[Records from a dataset]
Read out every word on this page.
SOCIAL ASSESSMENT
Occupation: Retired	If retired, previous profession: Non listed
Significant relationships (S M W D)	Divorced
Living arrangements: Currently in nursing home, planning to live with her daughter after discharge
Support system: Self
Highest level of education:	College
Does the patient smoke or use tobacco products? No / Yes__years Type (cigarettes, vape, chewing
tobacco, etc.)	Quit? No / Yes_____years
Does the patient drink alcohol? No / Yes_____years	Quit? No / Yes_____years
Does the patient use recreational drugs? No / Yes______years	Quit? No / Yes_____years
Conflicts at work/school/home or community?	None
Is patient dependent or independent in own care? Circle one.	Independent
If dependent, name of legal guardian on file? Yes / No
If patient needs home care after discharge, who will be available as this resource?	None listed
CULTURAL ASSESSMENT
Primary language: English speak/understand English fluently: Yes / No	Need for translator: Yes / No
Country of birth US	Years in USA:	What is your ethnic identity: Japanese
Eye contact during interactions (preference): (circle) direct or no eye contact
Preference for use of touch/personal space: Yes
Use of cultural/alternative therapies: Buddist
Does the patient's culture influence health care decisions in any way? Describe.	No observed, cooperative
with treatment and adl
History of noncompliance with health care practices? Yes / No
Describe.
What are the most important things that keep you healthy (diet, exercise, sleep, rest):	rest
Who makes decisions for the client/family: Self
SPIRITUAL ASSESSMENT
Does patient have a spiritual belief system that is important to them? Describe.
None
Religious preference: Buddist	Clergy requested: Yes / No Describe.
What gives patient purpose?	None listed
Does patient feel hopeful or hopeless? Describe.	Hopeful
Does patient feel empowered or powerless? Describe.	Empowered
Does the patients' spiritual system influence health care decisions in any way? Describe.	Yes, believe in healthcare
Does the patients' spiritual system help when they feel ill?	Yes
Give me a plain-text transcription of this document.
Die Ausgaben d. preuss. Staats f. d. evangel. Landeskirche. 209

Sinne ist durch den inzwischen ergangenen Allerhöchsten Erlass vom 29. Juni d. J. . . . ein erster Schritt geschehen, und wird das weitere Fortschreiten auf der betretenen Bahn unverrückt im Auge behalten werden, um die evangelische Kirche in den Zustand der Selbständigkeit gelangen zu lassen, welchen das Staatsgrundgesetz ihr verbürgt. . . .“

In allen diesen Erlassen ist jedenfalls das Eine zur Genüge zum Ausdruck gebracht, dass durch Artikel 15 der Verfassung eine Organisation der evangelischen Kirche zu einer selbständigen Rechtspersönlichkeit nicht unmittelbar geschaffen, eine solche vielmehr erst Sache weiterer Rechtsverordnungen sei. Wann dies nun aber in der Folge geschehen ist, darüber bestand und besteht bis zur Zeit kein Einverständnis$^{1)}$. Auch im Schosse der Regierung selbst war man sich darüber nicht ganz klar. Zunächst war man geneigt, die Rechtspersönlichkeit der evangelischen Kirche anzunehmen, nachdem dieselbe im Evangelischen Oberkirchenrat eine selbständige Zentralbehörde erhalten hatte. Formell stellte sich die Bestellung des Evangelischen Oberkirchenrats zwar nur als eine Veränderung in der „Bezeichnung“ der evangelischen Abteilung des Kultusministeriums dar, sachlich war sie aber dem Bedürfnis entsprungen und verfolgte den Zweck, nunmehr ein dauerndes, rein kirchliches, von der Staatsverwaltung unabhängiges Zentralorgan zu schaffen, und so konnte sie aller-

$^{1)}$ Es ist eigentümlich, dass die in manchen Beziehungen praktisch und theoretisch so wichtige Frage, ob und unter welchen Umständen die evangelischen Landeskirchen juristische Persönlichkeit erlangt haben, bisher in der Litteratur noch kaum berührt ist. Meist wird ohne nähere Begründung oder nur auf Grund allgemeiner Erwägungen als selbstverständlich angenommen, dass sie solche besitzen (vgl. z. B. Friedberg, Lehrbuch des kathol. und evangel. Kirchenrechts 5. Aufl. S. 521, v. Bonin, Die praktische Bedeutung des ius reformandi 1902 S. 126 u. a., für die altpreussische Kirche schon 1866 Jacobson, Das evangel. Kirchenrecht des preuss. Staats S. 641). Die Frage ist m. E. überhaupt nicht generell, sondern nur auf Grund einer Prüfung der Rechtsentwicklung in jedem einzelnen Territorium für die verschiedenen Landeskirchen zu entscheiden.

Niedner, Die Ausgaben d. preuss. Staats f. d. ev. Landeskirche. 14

The task:
Every entry above should be given again exactly as shown.

Solution to the exercise:
Read out every word on this page.
SOCIAL ASSESSMENT
Occupation: Retired	If retired, previous profession: Non listed
Significant relationships (S M W D)	Divorced
Living arrangements: Currently in nursing home, planning to live with her daughter after discharge
Support system: Self
Highest level of education:	College
Does the patient smoke or use tobacco products? No / Yes__years Type (cigarettes, vape, chewing
tobacco, etc.)	Quit? No / Yes_____years
Does the patient drink alcohol? No / Yes_____years	Quit? No / Yes_____years
Does the patient use recreational drugs? No / Yes______years	Quit? No / Yes_____years
Conflicts at work/school/home or community?	None
Is patient dependent or independent in own care? Circle one.	Independent
If dependent, name of legal guardian on file? Yes / No
If patient needs home care after discharge, who will be available as this resource?	None listed
CULTURAL ASSESSMENT
Primary language: English speak/understand English fluently: Yes / No	Need for translator: Yes / No
Country of birth US	Years in USA:	What is your ethnic identity: Japanese
Eye contact during interactions (preference): (circle) direct or no eye contact
Preference for use of touch/personal space: Yes
Use of cultural/alternative therapies: Buddist
Does the patient's culture influence health care decisions in any way? Describe.	No observed, cooperative
with treatment and adl
History of noncompliance with health care practices? Yes / No
Describe.
What are the most important things that keep you healthy (diet, exercise, sleep, rest):	rest
Who makes decisions for the client/family: Self
SPIRITUAL ASSESSMENT
Does patient have a spiritual belief system that is important to them? Describe.
None
Religious preference: Buddist	Clergy requested: Yes / No Describe.
What gives patient purpose?	None listed
Does patient feel hopeful or hopeless? Describe.	Hopeful
Does patient feel empowered or powerless? Describe.	Empowered
Does the patients' spiritual system influence health care decisions in any way? Describe.	Yes, believe in healthcare
Does the patients' spiritual system help when they feel ill?	Yes
Give me a plain-text transcription of this document.
Die Ausgaben d. preuss. Staats f. d. evangel. Landeskirche. 209

Sinne ist durch den inzwischen ergangenen Allerhöchsten Erlass vom 29. Juni d. J. . . . ein erster Schritt geschehen, und wird das weitere Fortschreiten auf der betretenen Bahn unverrückt im Auge behalten werden, um die evangelische Kirche in den Zustand der Selbständigkeit gelangen zu lassen, welchen das Staatsgrundgesetz ihr verbürgt. . . .“

In allen diesen Erlassen ist jedenfalls das Eine zur Genüge zum Ausdruck gebracht, dass durch Artikel 15 der Verfassung eine Organisation der evangelischen Kirche zu einer selbständigen Rechtspersönlichkeit nicht unmittelbar geschaffen, eine solche vielmehr erst Sache weiterer Rechtsverordnungen sei. Wann dies nun aber in der Folge geschehen ist, darüber bestand und besteht bis zur Zeit kein Einverständnis$^{1)}$. Auch im Schosse der Regierung selbst war man sich darüber nicht ganz klar. Zunächst war man geneigt, die Rechtspersönlichkeit der evangelischen Kirche anzunehmen, nachdem dieselbe im Evangelischen Oberkirchenrat eine selbständige Zentralbehörde erhalten hatte. Formell stellte sich die Bestellung des Evangelischen Oberkirchenrats zwar nur als eine Veränderung in der „Bezeichnung“ der evangelischen Abteilung des Kultusministeriums dar, sachlich war sie aber dem Bedürfnis entsprungen und verfolgte den Zweck, nunmehr ein dauerndes, rein kirchliches, von der Staatsverwaltung unabhängiges Zentralorgan zu schaffen, und so konnte sie aller-

$^{1)}$ Es ist eigentümlich, dass die in manchen Beziehungen praktisch und theoretisch so wichtige Frage, ob und unter welchen Umständen die evangelischen Landeskirchen juristische Persönlichkeit erlangt haben, bisher in der Litteratur noch kaum berührt ist. Meist wird ohne nähere Begründung oder nur auf Grund allgemeiner Erwägungen als selbstverständlich angenommen, dass sie solche besitzen (vgl. z. B. Friedberg, Lehrbuch des kathol. und evangel. Kirchenrechts 5. Aufl. S. 521, v. Bonin, Die praktische Bedeutung des ius reformandi 1902 S. 126 u. a., für die altpreussische Kirche schon 1866 Jacobson, Das evangel. Kirchenrecht des preuss. Staats S. 641). Die Frage ist m. E. überhaupt nicht generell, sondern nur auf Grund einer Prüfung der Rechtsentwicklung in jedem einzelnen Territorium für die verschiedenen Landeskirchen zu entscheiden.

Niedner, Die Ausgaben d. preuss. Staats f. d. ev. Landeskirche. 14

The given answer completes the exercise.